_INSTRUCTIONS FOR THE TASK_
All of the entries must be reproduced exactly, with no images carried over.
===== DATASET ROWS =====
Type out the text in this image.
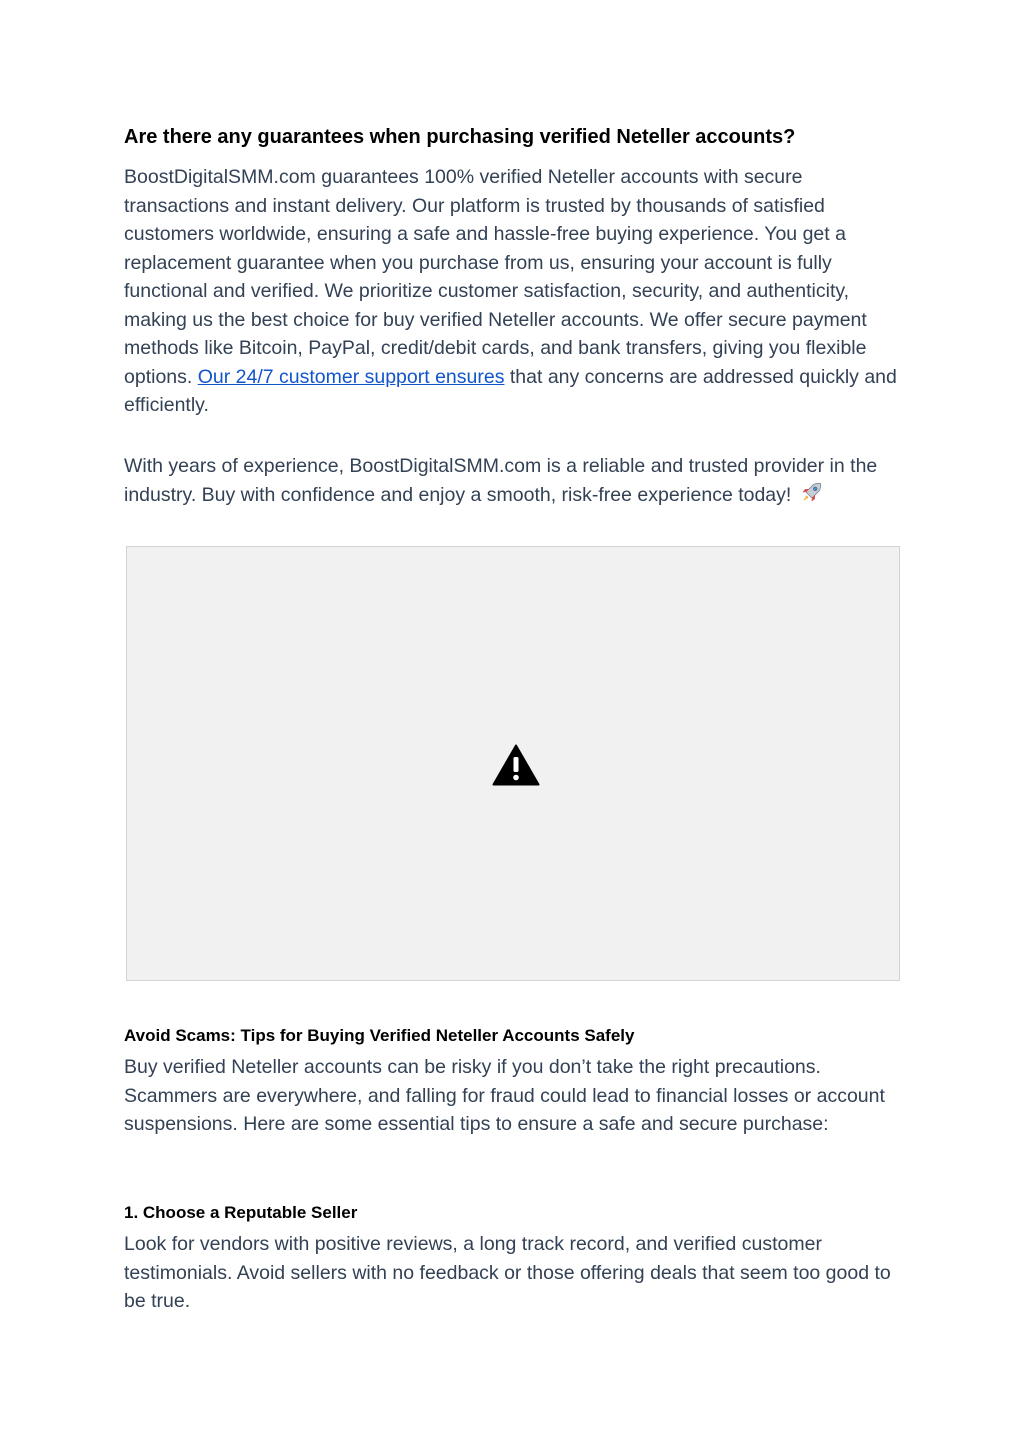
Are there any guarantees when purchasing verified Neteller accounts?

BoostDigitalSMM.com guarantees 100% verified Neteller accounts with secure transactions and instant delivery. Our platform is trusted by thousands of satisfied customers worldwide, ensuring a safe and hassle-free buying experience. You get a replacement guarantee when you purchase from us, ensuring your account is fully functional and verified. We prioritize customer satisfaction, security, and authenticity, making us the best choice for buy verified Neteller accounts. We offer secure payment methods like Bitcoin, PayPal, credit/debit cards, and bank transfers, giving you flexible options. Our 24/7 customer support ensures that any concerns are addressed quickly and efficiently.

With years of experience, BoostDigitalSMM.com is a reliable and trusted provider in the industry. Buy with confidence and enjoy a smooth, risk-free experience today!

Avoid Scams: Tips for Buying Verified Neteller Accounts Safely

Buy verified Neteller accounts can be risky if you don’t take the right precautions. Scammers are everywhere, and falling for fraud could lead to financial losses or account suspensions. Here are some essential tips to ensure a safe and secure purchase:

1. Choose a Reputable Seller

Look for vendors with positive reviews, a long track record, and verified customer testimonials. Avoid sellers with no feedback or those offering deals that seem too good to be true.
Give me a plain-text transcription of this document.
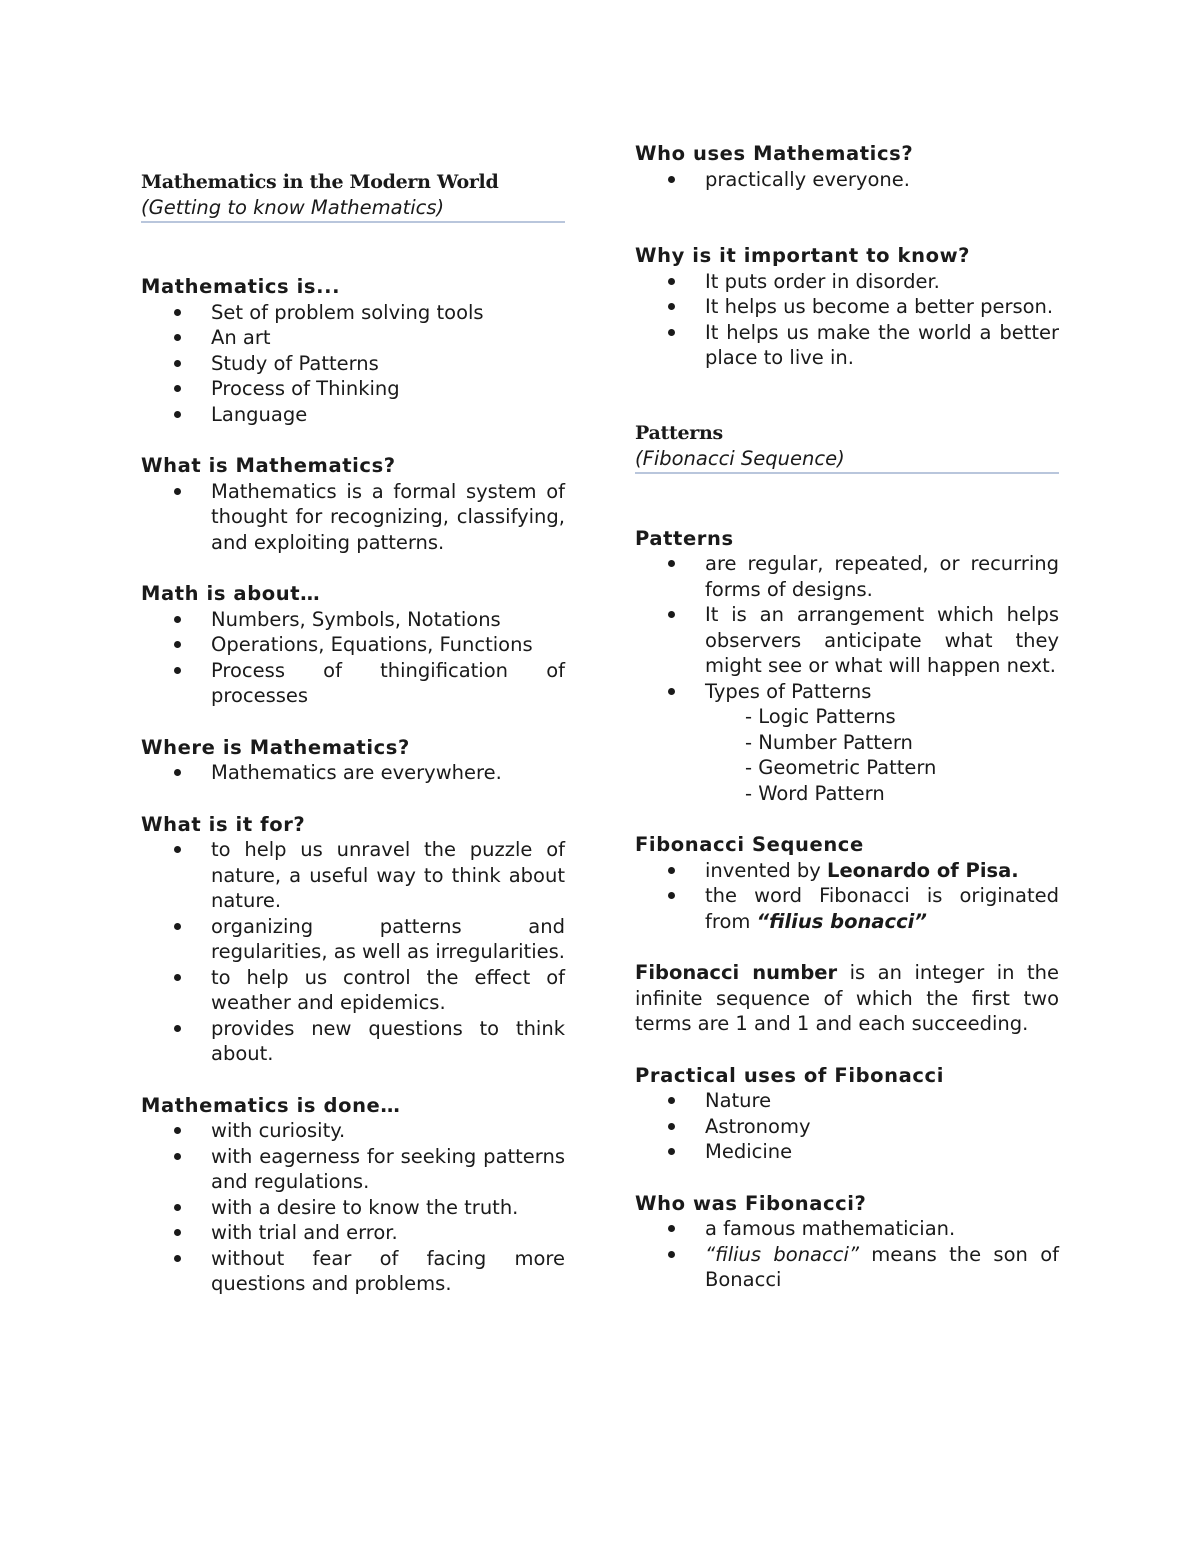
Mathematics in the Modern World
(Getting to know Mathematics)
Mathematics is...
Set of problem solving tools
An art
Study of Patterns
Process of Thinking
Language
What is Mathematics?
Mathematics is a formal system of thought for recognizing, classifying, and exploiting patterns.
Math is about…
Numbers, Symbols, Notations
Operations, Equations, Functions
Process of thingification of processes
Where is Mathematics?
Mathematics are everywhere.
What is it for?
to help us unravel the puzzle of nature, a useful way to think about nature.
organizing patterns and regularities, as well as irregularities.
to help us control the effect of weather and epidemics.
provides new questions to think about.
Mathematics is done…
with curiosity.
with eagerness for seeking patterns and regulations.
with a desire to know the truth.
with trial and error.
without fear of facing more questions and problems.
Who uses Mathematics?
practically everyone.
Why is it important to know?
It puts order in disorder.
It helps us become a better person.
It helps us make the world a better place to live in.
Patterns
(Fibonacci Sequence)
Patterns
are regular, repeated, or recurring forms of designs.
It is an arrangement which helps observers anticipate what they might see or what will happen next.
Types of Patterns
- Logic Patterns
- Number Pattern
- Geometric Pattern
- Word Pattern
Fibonacci Sequence
invented by Leonardo of Pisa.
the word Fibonacci is originated from “filius bonacci”
Fibonacci number is an integer in the infinite sequence of which the first two terms are 1 and 1 and each succeeding.
Practical uses of Fibonacci
Nature
Astronomy
Medicine
Who was Fibonacci?
a famous mathematician.
“filius bonacci” means the son of Bonacci
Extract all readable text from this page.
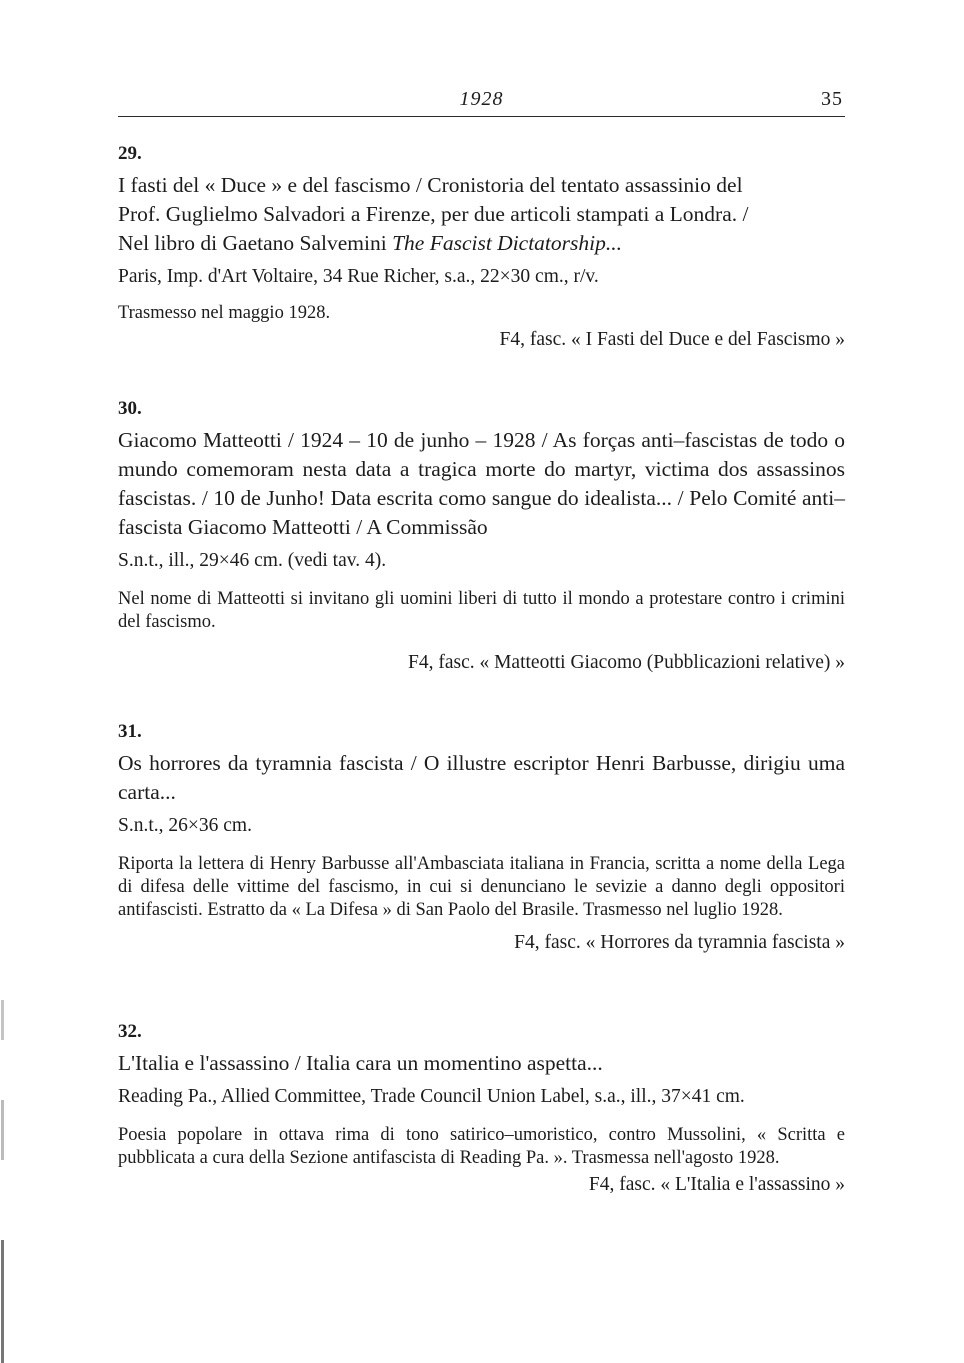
1928	35
29.
I fasti del « Duce » e del fascismo / Cronistoria del tentato assassinio del
Prof. Guglielmo Salvadori a Firenze, per due articoli stampati a Londra. /
Nel libro di Gaetano Salvemini The Fascist Dictatorship...
Paris, Imp. d'Art Voltaire, 34 Rue Richer, s.a., 22×30 cm., r/v.
Trasmesso nel maggio 1928.
F4, fasc. « I Fasti del Duce e del Fascismo »
30.
Giacomo Matteotti / 1924 – 10 de junho – 1928 / As forças anti–fascistas de todo o mundo comemoram nesta data a tragica morte do martyr, victima dos assassinos fascistas. / 10 de Junho! Data escrita como sangue do idealista... / Pelo Comité anti–fascista Giacomo Matteotti / A Commissão
S.n.t., ill., 29×46 cm. (vedi tav. 4).
Nel nome di Matteotti si invitano gli uomini liberi di tutto il mondo a protestare contro i crimini del fascismo.
F4, fasc. « Matteotti Giacomo (Pubblicazioni relative) »
31.
Os horrores da tyramnia fascista / O illustre escriptor Henri Barbusse, dirigiu uma carta...
S.n.t., 26×36 cm.
Riporta la lettera di Henry Barbusse all'Ambasciata italiana in Francia, scritta a nome della Lega di difesa delle vittime del fascismo, in cui si denunciano le sevizie a danno degli oppositori antifascisti. Estratto da « La Difesa » di San Paolo del Brasile. Trasmesso nel luglio 1928.
F4, fasc. « Horrores da tyramnia fascista »
32.
L'Italia e l'assassino / Italia cara un momentino aspetta...
Reading Pa., Allied Committee, Trade Council Union Label, s.a., ill., 37×41 cm.
Poesia popolare in ottava rima di tono satirico–umoristico, contro Mussolini, « Scritta e pubblicata a cura della Sezione antifascista di Reading Pa. ». Trasmessa nell'agosto 1928.
F4, fasc. « L'Italia e l'assassino »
=====
_COMPLETE ANSWER_
Type out the text in this image.
Are there any guarantees when purchasing verified Neteller accounts?

BoostDigitalSMM.com guarantees 100% verified Neteller accounts with secure transactions and instant delivery. Our platform is trusted by thousands of satisfied customers worldwide, ensuring a safe and hassle-free buying experience. You get a replacement guarantee when you purchase from us, ensuring your account is fully functional and verified. We prioritize customer satisfaction, security, and authenticity, making us the best choice for buy verified Neteller accounts. We offer secure payment methods like Bitcoin, PayPal, credit/debit cards, and bank transfers, giving you flexible options. Our 24/7 customer support ensures that any concerns are addressed quickly and efficiently.

With years of experience, BoostDigitalSMM.com is a reliable and trusted provider in the industry. Buy with confidence and enjoy a smooth, risk-free experience today!

Avoid Scams: Tips for Buying Verified Neteller Accounts Safely

Buy verified Neteller accounts can be risky if you don’t take the right precautions. Scammers are everywhere, and falling for fraud could lead to financial losses or account suspensions. Here are some essential tips to ensure a safe and secure purchase:

1. Choose a Reputable Seller

Look for vendors with positive reviews, a long track record, and verified customer testimonials. Avoid sellers with no feedback or those offering deals that seem too good to be true.
Give me a plain-text transcription of this document.
Mathematics in the Modern World
(Getting to know Mathematics)
Mathematics is...
Set of problem solving tools
An art
Study of Patterns
Process of Thinking
Language
What is Mathematics?
Mathematics is a formal system of thought for recognizing, classifying, and exploiting patterns.
Math is about…
Numbers, Symbols, Notations
Operations, Equations, Functions
Process of thingification of processes
Where is Mathematics?
Mathematics are everywhere.
What is it for?
to help us unravel the puzzle of nature, a useful way to think about nature.
organizing patterns and regularities, as well as irregularities.
to help us control the effect of weather and epidemics.
provides new questions to think about.
Mathematics is done…
with curiosity.
with eagerness for seeking patterns and regulations.
with a desire to know the truth.
with trial and error.
without fear of facing more questions and problems.
Who uses Mathematics?
practically everyone.
Why is it important to know?
It puts order in disorder.
It helps us become a better person.
It helps us make the world a better place to live in.
Patterns
(Fibonacci Sequence)
Patterns
are regular, repeated, or recurring forms of designs.
It is an arrangement which helps observers anticipate what they might see or what will happen next.
Types of Patterns
- Logic Patterns
- Number Pattern
- Geometric Pattern
- Word Pattern
Fibonacci Sequence
invented by Leonardo of Pisa.
the word Fibonacci is originated from “filius bonacci”
Fibonacci number is an integer in the infinite sequence of which the first two terms are 1 and 1 and each succeeding.
Practical uses of Fibonacci
Nature
Astronomy
Medicine
Who was Fibonacci?
a famous mathematician.
“filius bonacci” means the son of Bonacci
Extract all readable text from this page.
1928	35
29.
I fasti del « Duce » e del fascismo / Cronistoria del tentato assassinio del
Prof. Guglielmo Salvadori a Firenze, per due articoli stampati a Londra. /
Nel libro di Gaetano Salvemini The Fascist Dictatorship...
Paris, Imp. d'Art Voltaire, 34 Rue Richer, s.a., 22×30 cm., r/v.
Trasmesso nel maggio 1928.
F4, fasc. « I Fasti del Duce e del Fascismo »
30.
Giacomo Matteotti / 1924 – 10 de junho – 1928 / As forças anti–fascistas de todo o mundo comemoram nesta data a tragica morte do martyr, victima dos assassinos fascistas. / 10 de Junho! Data escrita como sangue do idealista... / Pelo Comité anti–fascista Giacomo Matteotti / A Commissão
S.n.t., ill., 29×46 cm. (vedi tav. 4).
Nel nome di Matteotti si invitano gli uomini liberi di tutto il mondo a protestare contro i crimini del fascismo.
F4, fasc. « Matteotti Giacomo (Pubblicazioni relative) »
31.
Os horrores da tyramnia fascista / O illustre escriptor Henri Barbusse, dirigiu uma carta...
S.n.t., 26×36 cm.
Riporta la lettera di Henry Barbusse all'Ambasciata italiana in Francia, scritta a nome della Lega di difesa delle vittime del fascismo, in cui si denunciano le sevizie a danno degli oppositori antifascisti. Estratto da « La Difesa » di San Paolo del Brasile. Trasmesso nel luglio 1928.
F4, fasc. « Horrores da tyramnia fascista »
32.
L'Italia e l'assassino / Italia cara un momentino aspetta...
Reading Pa., Allied Committee, Trade Council Union Label, s.a., ill., 37×41 cm.
Poesia popolare in ottava rima di tono satirico–umoristico, contro Mussolini, « Scritta e pubblicata a cura della Sezione antifascista di Reading Pa. ». Trasmessa nell'agosto 1928.
F4, fasc. « L'Italia e l'assassino »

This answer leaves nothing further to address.